*** Given data Section Begins ***

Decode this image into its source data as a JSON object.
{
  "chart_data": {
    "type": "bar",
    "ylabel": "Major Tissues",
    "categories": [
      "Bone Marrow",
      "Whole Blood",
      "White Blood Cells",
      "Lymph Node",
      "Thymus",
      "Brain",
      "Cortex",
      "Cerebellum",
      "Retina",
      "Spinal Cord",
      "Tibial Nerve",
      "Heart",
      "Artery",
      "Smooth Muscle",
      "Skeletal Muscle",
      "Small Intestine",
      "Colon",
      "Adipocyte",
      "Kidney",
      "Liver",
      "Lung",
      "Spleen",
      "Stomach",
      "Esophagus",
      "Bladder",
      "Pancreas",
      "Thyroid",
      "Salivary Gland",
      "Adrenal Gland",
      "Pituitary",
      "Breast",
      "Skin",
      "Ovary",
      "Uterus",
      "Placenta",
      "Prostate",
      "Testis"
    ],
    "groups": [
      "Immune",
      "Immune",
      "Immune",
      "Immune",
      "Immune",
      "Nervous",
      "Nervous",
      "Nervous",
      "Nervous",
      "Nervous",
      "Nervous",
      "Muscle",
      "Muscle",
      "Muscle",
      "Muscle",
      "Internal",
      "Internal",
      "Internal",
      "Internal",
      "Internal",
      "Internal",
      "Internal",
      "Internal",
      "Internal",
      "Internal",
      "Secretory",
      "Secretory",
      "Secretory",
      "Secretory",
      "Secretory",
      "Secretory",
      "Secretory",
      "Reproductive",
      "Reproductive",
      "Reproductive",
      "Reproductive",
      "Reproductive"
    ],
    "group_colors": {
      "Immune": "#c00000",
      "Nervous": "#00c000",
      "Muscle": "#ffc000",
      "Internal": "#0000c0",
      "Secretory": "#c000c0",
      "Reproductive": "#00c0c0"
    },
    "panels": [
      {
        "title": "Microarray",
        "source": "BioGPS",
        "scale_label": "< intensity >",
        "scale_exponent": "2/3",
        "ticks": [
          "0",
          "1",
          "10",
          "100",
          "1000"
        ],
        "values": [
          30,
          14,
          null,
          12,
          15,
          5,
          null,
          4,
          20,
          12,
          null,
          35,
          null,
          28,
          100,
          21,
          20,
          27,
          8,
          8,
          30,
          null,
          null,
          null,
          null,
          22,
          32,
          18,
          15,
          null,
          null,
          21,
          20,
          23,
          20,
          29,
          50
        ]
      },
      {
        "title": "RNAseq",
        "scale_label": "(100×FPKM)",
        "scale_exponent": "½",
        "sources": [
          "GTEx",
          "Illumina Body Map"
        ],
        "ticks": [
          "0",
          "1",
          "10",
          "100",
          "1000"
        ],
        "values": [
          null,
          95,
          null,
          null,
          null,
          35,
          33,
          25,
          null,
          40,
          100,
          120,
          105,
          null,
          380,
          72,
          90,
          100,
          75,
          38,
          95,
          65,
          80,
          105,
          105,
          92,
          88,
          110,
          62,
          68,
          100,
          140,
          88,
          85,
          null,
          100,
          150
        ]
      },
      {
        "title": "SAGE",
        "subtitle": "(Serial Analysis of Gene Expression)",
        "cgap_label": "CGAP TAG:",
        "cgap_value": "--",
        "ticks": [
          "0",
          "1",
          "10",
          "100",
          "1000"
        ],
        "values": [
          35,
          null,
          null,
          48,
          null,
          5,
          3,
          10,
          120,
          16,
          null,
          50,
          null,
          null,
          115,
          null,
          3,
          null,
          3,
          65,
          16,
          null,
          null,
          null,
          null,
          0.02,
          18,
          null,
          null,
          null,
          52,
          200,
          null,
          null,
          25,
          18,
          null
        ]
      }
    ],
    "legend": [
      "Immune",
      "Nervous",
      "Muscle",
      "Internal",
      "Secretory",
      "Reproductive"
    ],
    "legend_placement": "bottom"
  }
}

*** Given data Section Ends ***

## Exercise
Please output every line shown above exactly.

## The completed task
Decode this image into its source data as a JSON object.
{
  "chart_data": {
    "type": "bar",
    "ylabel": "Major Tissues",
    "categories": [
      "Bone Marrow",
      "Whole Blood",
      "White Blood Cells",
      "Lymph Node",
      "Thymus",
      "Brain",
      "Cortex",
      "Cerebellum",
      "Retina",
      "Spinal Cord",
      "Tibial Nerve",
      "Heart",
      "Artery",
      "Smooth Muscle",
      "Skeletal Muscle",
      "Small Intestine",
      "Colon",
      "Adipocyte",
      "Kidney",
      "Liver",
      "Lung",
      "Spleen",
      "Stomach",
      "Esophagus",
      "Bladder",
      "Pancreas",
      "Thyroid",
      "Salivary Gland",
      "Adrenal Gland",
      "Pituitary",
      "Breast",
      "Skin",
      "Ovary",
      "Uterus",
      "Placenta",
      "Prostate",
      "Testis"
    ],
    "groups": [
      "Immune",
      "Immune",
      "Immune",
      "Immune",
      "Immune",
      "Nervous",
      "Nervous",
      "Nervous",
      "Nervous",
      "Nervous",
      "Nervous",
      "Muscle",
      "Muscle",
      "Muscle",
      "Muscle",
      "Internal",
      "Internal",
      "Internal",
      "Internal",
      "Internal",
      "Internal",
      "Internal",
      "Internal",
      "Internal",
      "Internal",
      "Secretory",
      "Secretory",
      "Secretory",
      "Secretory",
      "Secretory",
      "Secretory",
      "Secretory",
      "Reproductive",
      "Reproductive",
      "Reproductive",
      "Reproductive",
      "Reproductive"
    ],
    "group_colors": {
      "Immune": "#c00000",
      "Nervous": "#00c000",
      "Muscle": "#ffc000",
      "Internal": "#0000c0",
      "Secretory": "#c000c0",
      "Reproductive": "#00c0c0"
    },
    "panels": [
      {
        "title": "Microarray",
        "source": "BioGPS",
        "scale_label": "< intensity >",
        "scale_exponent": "2/3",
        "ticks": [
          "0",
          "1",
          "10",
          "100",
          "1000"
        ],
        "values": [
          30,
          14,
          null,
          12,
          15,
          5,
          null,
          4,
          20,
          12,
          null,
          35,
          null,
          28,
          100,
          21,
          20,
          27,
          8,
          8,
          30,
          null,
          null,
          null,
          null,
          22,
          32,
          18,
          15,
          null,
          null,
          21,
          20,
          23,
          20,
          29,
          50
        ]
      },
      {
        "title": "RNAseq",
        "scale_label": "(100×FPKM)",
        "scale_exponent": "½",
        "sources": [
          "GTEx",
          "Illumina Body Map"
        ],
        "ticks": [
          "0",
          "1",
          "10",
          "100",
          "1000"
        ],
        "values": [
          null,
          95,
          null,
          null,
          null,
          35,
          33,
          25,
          null,
          40,
          100,
          120,
          105,
          null,
          380,
          72,
          90,
          100,
          75,
          38,
          95,
          65,
          80,
          105,
          105,
          92,
          88,
          110,
          62,
          68,
          100,
          140,
          88,
          85,
          null,
          100,
          150
        ]
      },
      {
        "title": "SAGE",
        "subtitle": "(Serial Analysis of Gene Expression)",
        "cgap_label": "CGAP TAG:",
        "cgap_value": "--",
        "ticks": [
          "0",
          "1",
          "10",
          "100",
          "1000"
        ],
        "values": [
          35,
          null,
          null,
          48,
          null,
          5,
          3,
          10,
          120,
          16,
          null,
          50,
          null,
          null,
          115,
          null,
          3,
          null,
          3,
          65,
          16,
          null,
          null,
          null,
          null,
          0.02,
          18,
          null,
          null,
          null,
          52,
          200,
          null,
          null,
          25,
          18,
          null
        ]
      }
    ],
    "legend": [
      "Immune",
      "Nervous",
      "Muscle",
      "Internal",
      "Secretory",
      "Reproductive"
    ],
    "legend_placement": "bottom"
  }
}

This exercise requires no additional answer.